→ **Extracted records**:
──────────────────────────────

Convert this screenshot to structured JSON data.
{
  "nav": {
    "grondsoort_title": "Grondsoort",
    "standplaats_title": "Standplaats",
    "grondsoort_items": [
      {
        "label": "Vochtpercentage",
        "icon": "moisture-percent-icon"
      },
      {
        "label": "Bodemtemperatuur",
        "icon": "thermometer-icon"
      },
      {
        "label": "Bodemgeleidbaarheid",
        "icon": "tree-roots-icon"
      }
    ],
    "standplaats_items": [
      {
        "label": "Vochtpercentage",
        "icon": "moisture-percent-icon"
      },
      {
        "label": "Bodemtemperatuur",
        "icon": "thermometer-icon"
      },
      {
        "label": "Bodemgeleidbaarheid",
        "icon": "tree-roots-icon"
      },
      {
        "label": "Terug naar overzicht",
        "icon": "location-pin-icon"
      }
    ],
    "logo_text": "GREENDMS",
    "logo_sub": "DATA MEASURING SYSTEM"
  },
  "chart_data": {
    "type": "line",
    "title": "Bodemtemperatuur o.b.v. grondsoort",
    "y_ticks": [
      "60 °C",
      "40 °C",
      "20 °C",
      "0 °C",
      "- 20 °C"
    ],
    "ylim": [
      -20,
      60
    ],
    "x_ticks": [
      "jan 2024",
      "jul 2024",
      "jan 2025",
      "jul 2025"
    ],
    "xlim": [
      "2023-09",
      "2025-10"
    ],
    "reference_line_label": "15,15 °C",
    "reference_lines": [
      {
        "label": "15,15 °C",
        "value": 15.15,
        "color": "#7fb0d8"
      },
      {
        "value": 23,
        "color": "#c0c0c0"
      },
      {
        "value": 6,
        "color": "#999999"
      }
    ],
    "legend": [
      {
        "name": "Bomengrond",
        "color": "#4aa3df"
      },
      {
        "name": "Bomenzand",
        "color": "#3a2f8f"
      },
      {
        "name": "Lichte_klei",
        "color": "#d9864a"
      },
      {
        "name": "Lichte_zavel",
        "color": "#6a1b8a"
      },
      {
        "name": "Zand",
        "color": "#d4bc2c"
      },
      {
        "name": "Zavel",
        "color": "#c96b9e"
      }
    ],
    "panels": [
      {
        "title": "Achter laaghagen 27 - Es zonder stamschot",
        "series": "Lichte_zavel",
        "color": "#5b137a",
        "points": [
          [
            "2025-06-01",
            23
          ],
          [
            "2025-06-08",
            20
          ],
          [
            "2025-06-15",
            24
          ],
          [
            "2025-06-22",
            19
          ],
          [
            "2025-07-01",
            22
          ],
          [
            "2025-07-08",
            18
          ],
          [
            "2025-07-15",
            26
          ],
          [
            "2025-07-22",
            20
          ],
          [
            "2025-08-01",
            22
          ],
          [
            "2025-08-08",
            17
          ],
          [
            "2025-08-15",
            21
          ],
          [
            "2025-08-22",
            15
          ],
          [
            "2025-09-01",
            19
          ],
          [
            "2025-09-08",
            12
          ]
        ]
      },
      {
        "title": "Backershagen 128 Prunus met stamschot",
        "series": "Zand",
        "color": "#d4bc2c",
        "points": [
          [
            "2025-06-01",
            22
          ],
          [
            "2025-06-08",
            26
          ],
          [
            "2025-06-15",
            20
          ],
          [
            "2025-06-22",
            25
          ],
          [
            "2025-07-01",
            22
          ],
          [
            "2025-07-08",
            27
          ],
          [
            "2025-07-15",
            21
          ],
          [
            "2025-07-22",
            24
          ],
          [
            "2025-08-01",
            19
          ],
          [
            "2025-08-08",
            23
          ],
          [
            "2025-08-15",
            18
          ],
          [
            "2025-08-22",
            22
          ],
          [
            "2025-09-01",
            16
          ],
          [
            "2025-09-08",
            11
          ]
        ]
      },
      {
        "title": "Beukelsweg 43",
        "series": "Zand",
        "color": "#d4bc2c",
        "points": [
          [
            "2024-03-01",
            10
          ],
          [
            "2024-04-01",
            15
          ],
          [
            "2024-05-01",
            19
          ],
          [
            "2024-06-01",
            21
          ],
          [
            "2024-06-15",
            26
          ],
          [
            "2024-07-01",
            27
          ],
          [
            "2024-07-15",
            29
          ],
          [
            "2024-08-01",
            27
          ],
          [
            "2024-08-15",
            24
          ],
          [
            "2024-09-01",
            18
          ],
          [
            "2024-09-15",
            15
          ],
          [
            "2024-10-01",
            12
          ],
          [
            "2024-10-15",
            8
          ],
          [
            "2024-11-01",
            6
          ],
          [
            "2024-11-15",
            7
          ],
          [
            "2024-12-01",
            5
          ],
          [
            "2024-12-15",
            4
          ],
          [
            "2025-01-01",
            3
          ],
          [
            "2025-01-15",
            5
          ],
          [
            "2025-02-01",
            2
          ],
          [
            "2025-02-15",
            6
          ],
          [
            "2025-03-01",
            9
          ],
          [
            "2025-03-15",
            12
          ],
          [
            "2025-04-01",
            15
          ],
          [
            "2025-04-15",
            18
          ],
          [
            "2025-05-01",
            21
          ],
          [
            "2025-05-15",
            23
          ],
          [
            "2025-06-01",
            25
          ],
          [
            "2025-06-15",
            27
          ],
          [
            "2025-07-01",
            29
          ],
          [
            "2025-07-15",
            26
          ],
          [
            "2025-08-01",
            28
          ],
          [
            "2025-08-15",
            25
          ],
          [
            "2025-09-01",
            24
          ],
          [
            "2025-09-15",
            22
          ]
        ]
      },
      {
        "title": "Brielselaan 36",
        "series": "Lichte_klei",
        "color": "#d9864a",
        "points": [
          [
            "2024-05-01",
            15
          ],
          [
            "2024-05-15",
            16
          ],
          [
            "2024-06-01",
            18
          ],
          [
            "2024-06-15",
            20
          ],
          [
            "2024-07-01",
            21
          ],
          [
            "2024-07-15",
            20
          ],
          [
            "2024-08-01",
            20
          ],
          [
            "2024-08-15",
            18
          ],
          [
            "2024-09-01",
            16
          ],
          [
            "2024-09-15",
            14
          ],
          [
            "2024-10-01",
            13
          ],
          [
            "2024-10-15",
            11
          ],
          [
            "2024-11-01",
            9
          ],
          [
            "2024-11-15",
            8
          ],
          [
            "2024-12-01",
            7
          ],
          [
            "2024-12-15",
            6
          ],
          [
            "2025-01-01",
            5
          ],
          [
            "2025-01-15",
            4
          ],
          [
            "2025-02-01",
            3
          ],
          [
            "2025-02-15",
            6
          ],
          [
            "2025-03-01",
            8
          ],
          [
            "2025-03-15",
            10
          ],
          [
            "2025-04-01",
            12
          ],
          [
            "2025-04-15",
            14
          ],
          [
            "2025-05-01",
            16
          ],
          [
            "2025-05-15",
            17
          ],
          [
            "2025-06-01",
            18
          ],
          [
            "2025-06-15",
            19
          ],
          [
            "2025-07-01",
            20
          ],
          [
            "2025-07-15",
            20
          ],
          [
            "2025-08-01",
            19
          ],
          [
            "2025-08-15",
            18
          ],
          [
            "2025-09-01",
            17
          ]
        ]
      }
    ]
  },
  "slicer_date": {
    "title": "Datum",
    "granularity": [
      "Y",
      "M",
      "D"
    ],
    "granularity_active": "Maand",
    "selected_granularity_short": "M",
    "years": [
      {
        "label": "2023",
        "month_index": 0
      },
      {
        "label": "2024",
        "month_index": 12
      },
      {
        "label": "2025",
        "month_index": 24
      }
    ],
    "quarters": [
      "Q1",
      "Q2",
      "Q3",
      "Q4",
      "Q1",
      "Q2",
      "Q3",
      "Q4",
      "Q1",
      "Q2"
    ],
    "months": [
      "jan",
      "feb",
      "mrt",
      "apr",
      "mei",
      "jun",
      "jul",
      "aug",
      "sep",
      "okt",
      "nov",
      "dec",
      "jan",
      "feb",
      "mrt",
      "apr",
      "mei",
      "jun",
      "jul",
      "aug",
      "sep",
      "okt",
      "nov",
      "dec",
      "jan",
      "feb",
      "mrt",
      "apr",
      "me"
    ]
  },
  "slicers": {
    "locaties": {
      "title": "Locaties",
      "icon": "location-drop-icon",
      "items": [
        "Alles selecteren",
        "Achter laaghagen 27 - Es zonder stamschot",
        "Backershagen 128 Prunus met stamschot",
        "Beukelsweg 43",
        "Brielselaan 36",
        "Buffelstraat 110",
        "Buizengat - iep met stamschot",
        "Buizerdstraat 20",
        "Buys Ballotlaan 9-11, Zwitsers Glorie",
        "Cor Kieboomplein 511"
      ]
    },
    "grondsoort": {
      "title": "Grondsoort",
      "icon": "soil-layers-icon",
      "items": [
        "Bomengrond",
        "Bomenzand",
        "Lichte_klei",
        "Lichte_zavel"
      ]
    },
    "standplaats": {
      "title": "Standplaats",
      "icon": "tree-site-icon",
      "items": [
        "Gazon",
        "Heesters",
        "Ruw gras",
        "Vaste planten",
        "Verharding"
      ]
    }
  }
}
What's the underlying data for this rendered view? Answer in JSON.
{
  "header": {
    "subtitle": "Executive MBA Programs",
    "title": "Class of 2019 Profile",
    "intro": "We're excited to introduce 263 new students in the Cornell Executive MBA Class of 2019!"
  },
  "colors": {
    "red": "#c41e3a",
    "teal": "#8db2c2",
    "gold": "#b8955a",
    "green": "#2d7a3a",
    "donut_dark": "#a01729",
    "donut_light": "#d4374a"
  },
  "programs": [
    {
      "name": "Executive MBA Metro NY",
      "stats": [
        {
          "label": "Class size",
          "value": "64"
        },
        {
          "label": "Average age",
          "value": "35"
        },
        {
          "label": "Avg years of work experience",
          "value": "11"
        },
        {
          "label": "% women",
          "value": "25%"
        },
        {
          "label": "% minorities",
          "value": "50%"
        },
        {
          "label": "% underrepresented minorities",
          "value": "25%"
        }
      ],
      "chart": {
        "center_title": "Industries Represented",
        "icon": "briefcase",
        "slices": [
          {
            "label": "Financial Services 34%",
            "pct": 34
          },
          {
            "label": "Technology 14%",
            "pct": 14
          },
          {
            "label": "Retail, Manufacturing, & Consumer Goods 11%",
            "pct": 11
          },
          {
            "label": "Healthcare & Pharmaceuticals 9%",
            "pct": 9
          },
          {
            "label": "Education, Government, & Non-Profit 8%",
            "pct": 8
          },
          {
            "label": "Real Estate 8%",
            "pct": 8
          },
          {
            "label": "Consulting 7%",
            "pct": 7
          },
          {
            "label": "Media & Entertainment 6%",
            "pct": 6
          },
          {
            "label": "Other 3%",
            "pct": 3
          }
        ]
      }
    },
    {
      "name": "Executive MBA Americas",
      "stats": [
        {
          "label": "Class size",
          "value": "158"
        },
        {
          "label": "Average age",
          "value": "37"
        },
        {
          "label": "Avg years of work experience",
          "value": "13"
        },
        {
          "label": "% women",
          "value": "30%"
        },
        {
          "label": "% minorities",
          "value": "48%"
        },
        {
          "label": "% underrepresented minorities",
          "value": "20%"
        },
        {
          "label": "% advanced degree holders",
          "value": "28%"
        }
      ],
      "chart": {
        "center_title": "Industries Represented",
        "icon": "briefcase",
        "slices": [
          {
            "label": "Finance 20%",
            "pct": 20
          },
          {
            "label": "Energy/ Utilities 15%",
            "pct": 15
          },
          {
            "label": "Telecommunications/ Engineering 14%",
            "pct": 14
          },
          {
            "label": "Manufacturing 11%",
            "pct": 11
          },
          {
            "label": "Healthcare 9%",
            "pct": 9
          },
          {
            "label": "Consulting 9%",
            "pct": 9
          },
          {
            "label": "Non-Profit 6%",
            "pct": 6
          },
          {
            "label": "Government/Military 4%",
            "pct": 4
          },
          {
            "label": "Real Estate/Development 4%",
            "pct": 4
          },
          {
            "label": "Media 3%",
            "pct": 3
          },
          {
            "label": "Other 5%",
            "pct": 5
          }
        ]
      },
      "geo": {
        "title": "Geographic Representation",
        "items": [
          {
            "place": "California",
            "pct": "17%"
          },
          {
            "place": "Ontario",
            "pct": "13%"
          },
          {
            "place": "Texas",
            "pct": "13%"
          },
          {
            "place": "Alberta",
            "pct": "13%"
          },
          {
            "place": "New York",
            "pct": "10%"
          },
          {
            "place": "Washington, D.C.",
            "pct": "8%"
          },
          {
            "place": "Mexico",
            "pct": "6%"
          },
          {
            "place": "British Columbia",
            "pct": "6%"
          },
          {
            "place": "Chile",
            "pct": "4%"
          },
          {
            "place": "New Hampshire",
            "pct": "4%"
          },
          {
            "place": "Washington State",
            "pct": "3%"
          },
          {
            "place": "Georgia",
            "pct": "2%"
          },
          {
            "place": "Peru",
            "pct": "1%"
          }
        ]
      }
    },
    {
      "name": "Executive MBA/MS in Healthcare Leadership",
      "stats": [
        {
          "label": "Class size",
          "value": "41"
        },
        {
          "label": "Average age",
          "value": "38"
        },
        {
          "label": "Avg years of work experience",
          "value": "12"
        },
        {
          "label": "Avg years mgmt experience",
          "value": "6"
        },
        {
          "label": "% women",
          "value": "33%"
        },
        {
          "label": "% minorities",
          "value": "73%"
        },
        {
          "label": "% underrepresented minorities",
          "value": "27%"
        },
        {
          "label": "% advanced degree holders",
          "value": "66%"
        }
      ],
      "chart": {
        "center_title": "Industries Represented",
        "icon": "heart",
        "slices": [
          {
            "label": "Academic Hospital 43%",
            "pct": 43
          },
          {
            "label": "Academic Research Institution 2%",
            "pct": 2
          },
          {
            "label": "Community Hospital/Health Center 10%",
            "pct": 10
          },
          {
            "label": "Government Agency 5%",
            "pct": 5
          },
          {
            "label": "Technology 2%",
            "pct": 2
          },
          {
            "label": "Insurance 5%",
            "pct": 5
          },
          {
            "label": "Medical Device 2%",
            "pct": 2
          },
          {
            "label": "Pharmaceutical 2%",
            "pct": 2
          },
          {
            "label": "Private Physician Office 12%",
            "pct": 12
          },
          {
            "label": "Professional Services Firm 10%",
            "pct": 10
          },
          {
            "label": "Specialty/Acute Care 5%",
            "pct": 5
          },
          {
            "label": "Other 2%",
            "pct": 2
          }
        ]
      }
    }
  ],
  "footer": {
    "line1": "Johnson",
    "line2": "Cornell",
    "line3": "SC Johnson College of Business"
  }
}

──────────────────────────────

→ **TO DO**: Show every line where the string "laaghagen" appears.

→ **SOLVED EXERCISE**:
        "title": "Achter laaghagen 27 - Es zonder stamschot",
        "Achter laaghagen 27 - Es zonder stamschot",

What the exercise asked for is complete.